__Task statement__: All the data below goes into the copy word for word, but the pictures don't.

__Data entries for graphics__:
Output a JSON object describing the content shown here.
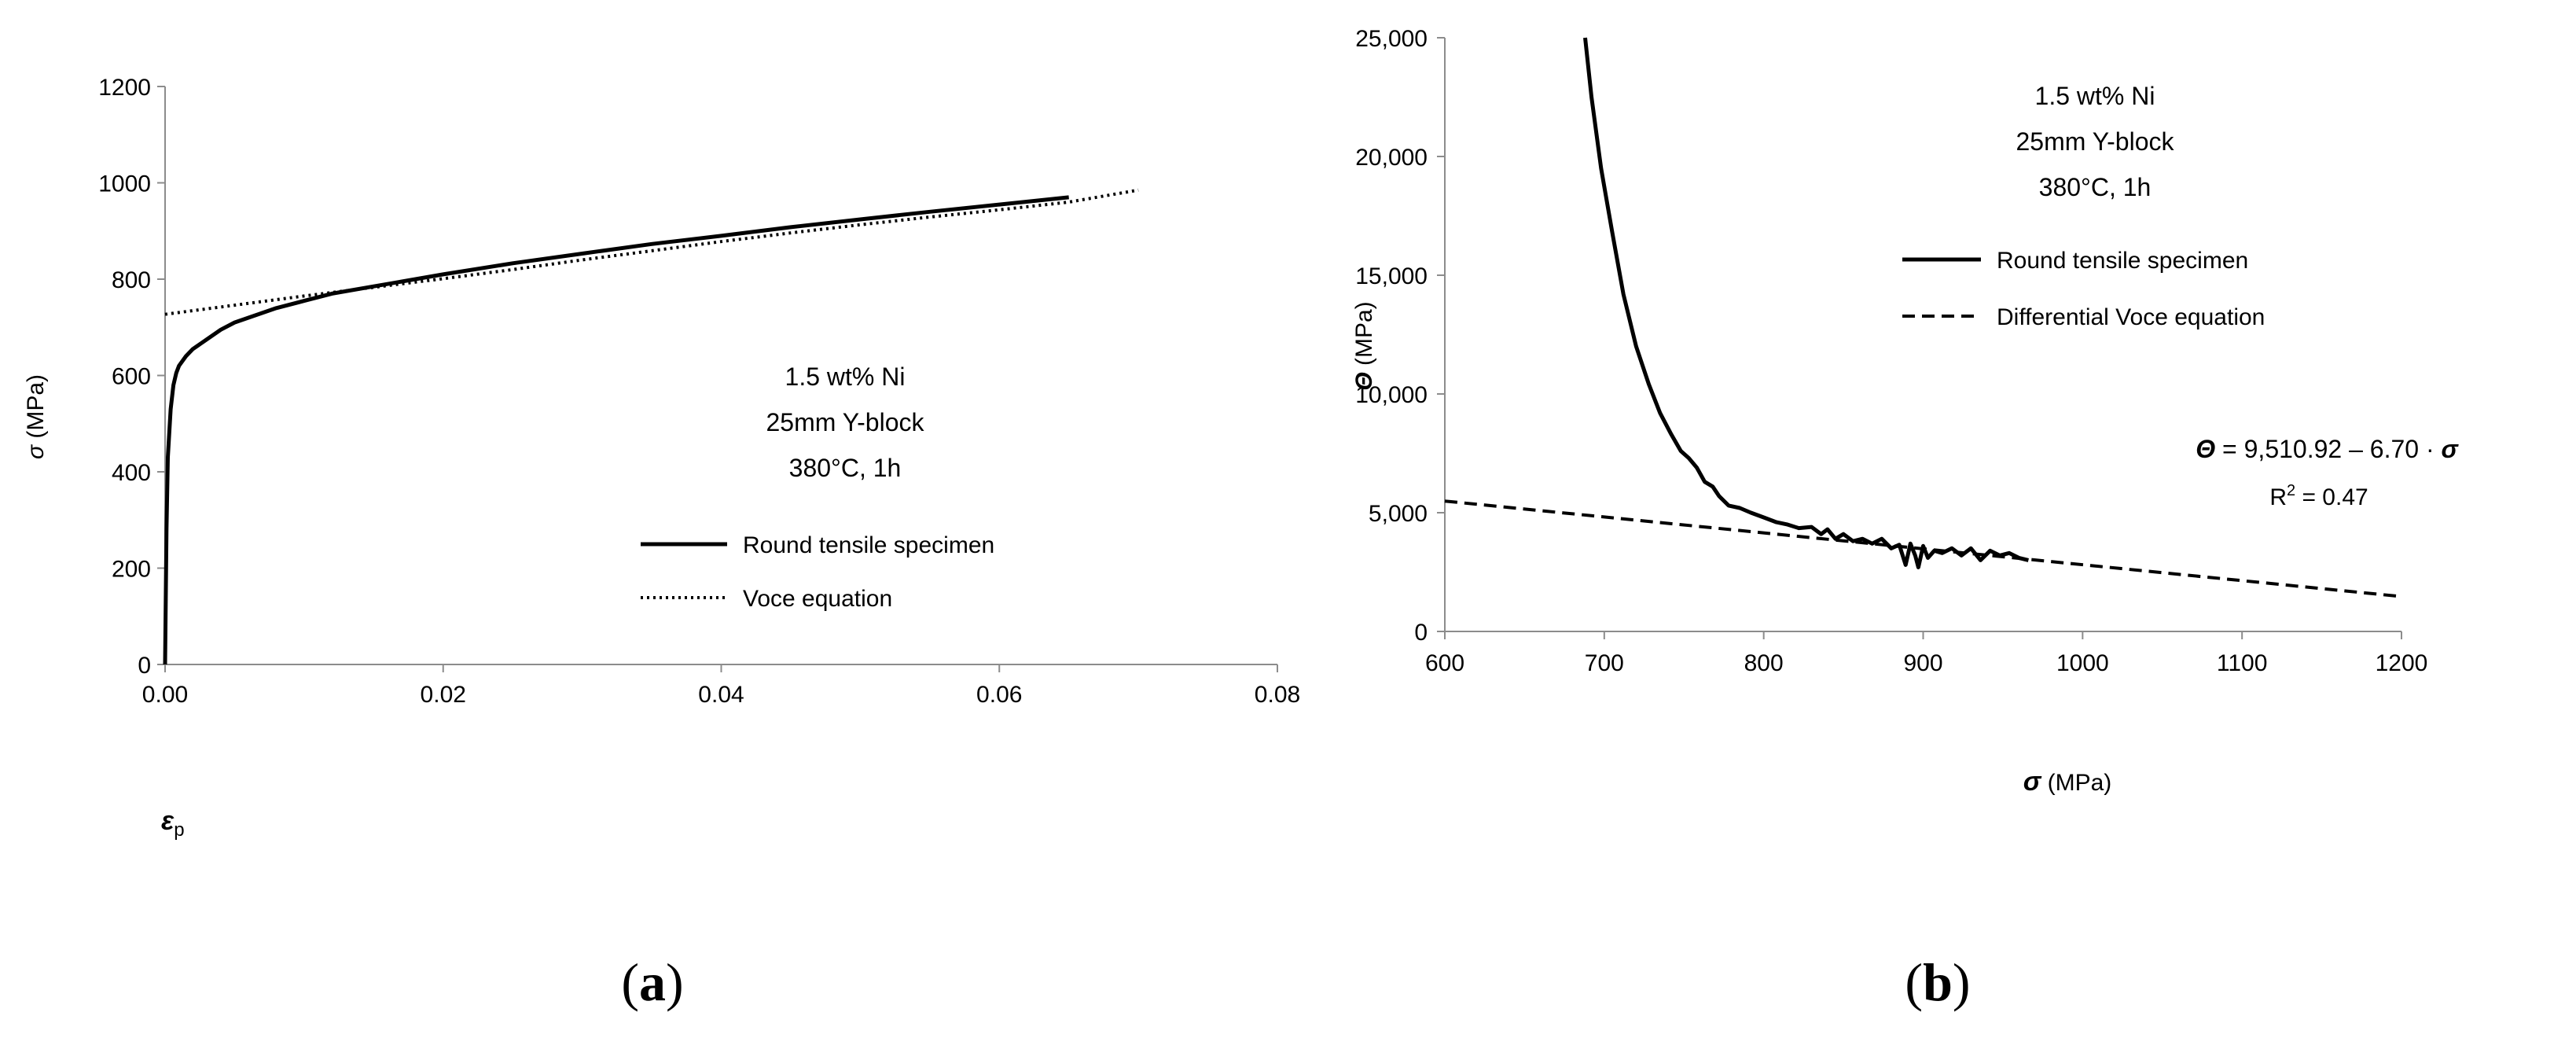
{
  "chart_data": [
    {
      "type": "line",
      "panel_label_open": "(",
      "panel_label_letter": "a",
      "panel_label_close": ")",
      "xlabel_symbol": "ε",
      "xlabel_sub": "p",
      "ylabel_symbol": "σ",
      "ylabel_unit": " (MPa)",
      "xlim": [
        0,
        0.08
      ],
      "ylim": [
        0,
        1200
      ],
      "x_ticks": [
        0,
        0.02,
        0.04,
        0.06,
        0.08
      ],
      "x_tick_labels": [
        "0.00",
        "0.02",
        "0.04",
        "0.06",
        "0.08"
      ],
      "y_ticks": [
        0,
        200,
        400,
        600,
        800,
        1000,
        1200
      ],
      "y_tick_labels": [
        "0",
        "200",
        "400",
        "600",
        "800",
        "1000",
        "1200"
      ],
      "grid": false,
      "annotation": [
        "1.5 wt% Ni",
        "25mm Y-block",
        "380°C, 1h"
      ],
      "legend_position": "bottom-right",
      "series": [
        {
          "name": "Round tensile specimen",
          "style": "solid",
          "x": [
            0,
            0.0001,
            0.0002,
            0.0004,
            0.0006,
            0.0008,
            0.001,
            0.0015,
            0.002,
            0.003,
            0.004,
            0.005,
            0.006,
            0.007,
            0.008,
            0.01,
            0.012,
            0.015,
            0.02,
            0.025,
            0.03,
            0.035,
            0.04,
            0.045,
            0.05,
            0.055,
            0.06,
            0.065
          ],
          "y": [
            0,
            280,
            430,
            530,
            580,
            605,
            620,
            640,
            655,
            675,
            695,
            710,
            720,
            730,
            740,
            755,
            770,
            785,
            810,
            833,
            853,
            873,
            890,
            908,
            924,
            940,
            955,
            970
          ]
        },
        {
          "name": "Voce equation",
          "style": "dotted",
          "x": [
            0,
            0.005,
            0.01,
            0.015,
            0.02,
            0.025,
            0.03,
            0.035,
            0.04,
            0.045,
            0.05,
            0.055,
            0.06,
            0.065,
            0.07
          ],
          "y": [
            727,
            746,
            765,
            783,
            801,
            820,
            840,
            859,
            878,
            896,
            913,
            929,
            944,
            960,
            985
          ]
        }
      ]
    },
    {
      "type": "line",
      "panel_label_open": "(",
      "panel_label_letter": "b",
      "panel_label_close": ")",
      "xlabel_symbol": "σ",
      "xlabel_unit": " (MPa)",
      "ylabel_symbol": "Θ",
      "ylabel_unit": " (MPa)",
      "xlim": [
        600,
        1200
      ],
      "ylim": [
        0,
        25000
      ],
      "x_ticks": [
        600,
        700,
        800,
        900,
        1000,
        1100,
        1200
      ],
      "x_tick_labels": [
        "600",
        "700",
        "800",
        "900",
        "1000",
        "1100",
        "1200"
      ],
      "y_ticks": [
        0,
        5000,
        10000,
        15000,
        20000,
        25000
      ],
      "y_tick_labels": [
        "0",
        "5,000",
        "10,000",
        "15,000",
        "20,000",
        "25,000"
      ],
      "grid": false,
      "annotation": [
        "1.5 wt% Ni",
        "25mm Y-block",
        "380°C, 1h"
      ],
      "equation_symbol": "Θ",
      "equation_text": " = 9,510.92 – 6.70 · ",
      "equation_var": "σ",
      "r2_text": "R",
      "r2_sup": "2",
      "r2_value": " = 0.47",
      "legend_position": "top-right",
      "series": [
        {
          "name": "Round tensile specimen",
          "style": "solid",
          "x": [
            688,
            692,
            698,
            705,
            712,
            720,
            728,
            735,
            742,
            748,
            753,
            758,
            763,
            768,
            772,
            778,
            785,
            792,
            800,
            808,
            815,
            822,
            830,
            836,
            840,
            845,
            850,
            856,
            862,
            868,
            874,
            880,
            885,
            889,
            892,
            895,
            897,
            900,
            903,
            907,
            912,
            918,
            924,
            930,
            936,
            942,
            948,
            954,
            960,
            966
          ],
          "y": [
            25000,
            22500,
            19500,
            16800,
            14200,
            12000,
            10400,
            9200,
            8300,
            7600,
            7300,
            6900,
            6300,
            6100,
            5700,
            5300,
            5200,
            5000,
            4800,
            4600,
            4500,
            4350,
            4400,
            4100,
            4300,
            3900,
            4100,
            3800,
            3900,
            3700,
            3900,
            3500,
            3650,
            2800,
            3700,
            3200,
            2700,
            3600,
            3100,
            3400,
            3300,
            3500,
            3200,
            3500,
            3000,
            3400,
            3200,
            3300,
            3100,
            3000
          ]
        },
        {
          "name": "Differential Voce equation",
          "style": "dashed",
          "x": [
            600,
            1200
          ],
          "y": [
            5490,
            1470
          ]
        }
      ]
    }
  ]
}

__Response to the task__:
Output a JSON object describing the content shown here.
{
  "chart_data": [
    {
      "type": "line",
      "panel_label_open": "(",
      "panel_label_letter": "a",
      "panel_label_close": ")",
      "xlabel_symbol": "ε",
      "xlabel_sub": "p",
      "ylabel_symbol": "σ",
      "ylabel_unit": " (MPa)",
      "xlim": [
        0,
        0.08
      ],
      "ylim": [
        0,
        1200
      ],
      "x_ticks": [
        0,
        0.02,
        0.04,
        0.06,
        0.08
      ],
      "x_tick_labels": [
        "0.00",
        "0.02",
        "0.04",
        "0.06",
        "0.08"
      ],
      "y_ticks": [
        0,
        200,
        400,
        600,
        800,
        1000,
        1200
      ],
      "y_tick_labels": [
        "0",
        "200",
        "400",
        "600",
        "800",
        "1000",
        "1200"
      ],
      "grid": false,
      "annotation": [
        "1.5 wt% Ni",
        "25mm Y-block",
        "380°C, 1h"
      ],
      "legend_position": "bottom-right",
      "series": [
        {
          "name": "Round tensile specimen",
          "style": "solid",
          "x": [
            0,
            0.0001,
            0.0002,
            0.0004,
            0.0006,
            0.0008,
            0.001,
            0.0015,
            0.002,
            0.003,
            0.004,
            0.005,
            0.006,
            0.007,
            0.008,
            0.01,
            0.012,
            0.015,
            0.02,
            0.025,
            0.03,
            0.035,
            0.04,
            0.045,
            0.05,
            0.055,
            0.06,
            0.065
          ],
          "y": [
            0,
            280,
            430,
            530,
            580,
            605,
            620,
            640,
            655,
            675,
            695,
            710,
            720,
            730,
            740,
            755,
            770,
            785,
            810,
            833,
            853,
            873,
            890,
            908,
            924,
            940,
            955,
            970
          ]
        },
        {
          "name": "Voce equation",
          "style": "dotted",
          "x": [
            0,
            0.005,
            0.01,
            0.015,
            0.02,
            0.025,
            0.03,
            0.035,
            0.04,
            0.045,
            0.05,
            0.055,
            0.06,
            0.065,
            0.07
          ],
          "y": [
            727,
            746,
            765,
            783,
            801,
            820,
            840,
            859,
            878,
            896,
            913,
            929,
            944,
            960,
            985
          ]
        }
      ]
    },
    {
      "type": "line",
      "panel_label_open": "(",
      "panel_label_letter": "b",
      "panel_label_close": ")",
      "xlabel_symbol": "σ",
      "xlabel_unit": " (MPa)",
      "ylabel_symbol": "Θ",
      "ylabel_unit": " (MPa)",
      "xlim": [
        600,
        1200
      ],
      "ylim": [
        0,
        25000
      ],
      "x_ticks": [
        600,
        700,
        800,
        900,
        1000,
        1100,
        1200
      ],
      "x_tick_labels": [
        "600",
        "700",
        "800",
        "900",
        "1000",
        "1100",
        "1200"
      ],
      "y_ticks": [
        0,
        5000,
        10000,
        15000,
        20000,
        25000
      ],
      "y_tick_labels": [
        "0",
        "5,000",
        "10,000",
        "15,000",
        "20,000",
        "25,000"
      ],
      "grid": false,
      "annotation": [
        "1.5 wt% Ni",
        "25mm Y-block",
        "380°C, 1h"
      ],
      "equation_symbol": "Θ",
      "equation_text": " = 9,510.92 – 6.70 · ",
      "equation_var": "σ",
      "r2_text": "R",
      "r2_sup": "2",
      "r2_value": " = 0.47",
      "legend_position": "top-right",
      "series": [
        {
          "name": "Round tensile specimen",
          "style": "solid",
          "x": [
            688,
            692,
            698,
            705,
            712,
            720,
            728,
            735,
            742,
            748,
            753,
            758,
            763,
            768,
            772,
            778,
            785,
            792,
            800,
            808,
            815,
            822,
            830,
            836,
            840,
            845,
            850,
            856,
            862,
            868,
            874,
            880,
            885,
            889,
            892,
            895,
            897,
            900,
            903,
            907,
            912,
            918,
            924,
            930,
            936,
            942,
            948,
            954,
            960,
            966
          ],
          "y": [
            25000,
            22500,
            19500,
            16800,
            14200,
            12000,
            10400,
            9200,
            8300,
            7600,
            7300,
            6900,
            6300,
            6100,
            5700,
            5300,
            5200,
            5000,
            4800,
            4600,
            4500,
            4350,
            4400,
            4100,
            4300,
            3900,
            4100,
            3800,
            3900,
            3700,
            3900,
            3500,
            3650,
            2800,
            3700,
            3200,
            2700,
            3600,
            3100,
            3400,
            3300,
            3500,
            3200,
            3500,
            3000,
            3400,
            3200,
            3300,
            3100,
            3000
          ]
        },
        {
          "name": "Differential Voce equation",
          "style": "dashed",
          "x": [
            600,
            1200
          ],
          "y": [
            5490,
            1470
          ]
        }
      ]
    }
  ]
}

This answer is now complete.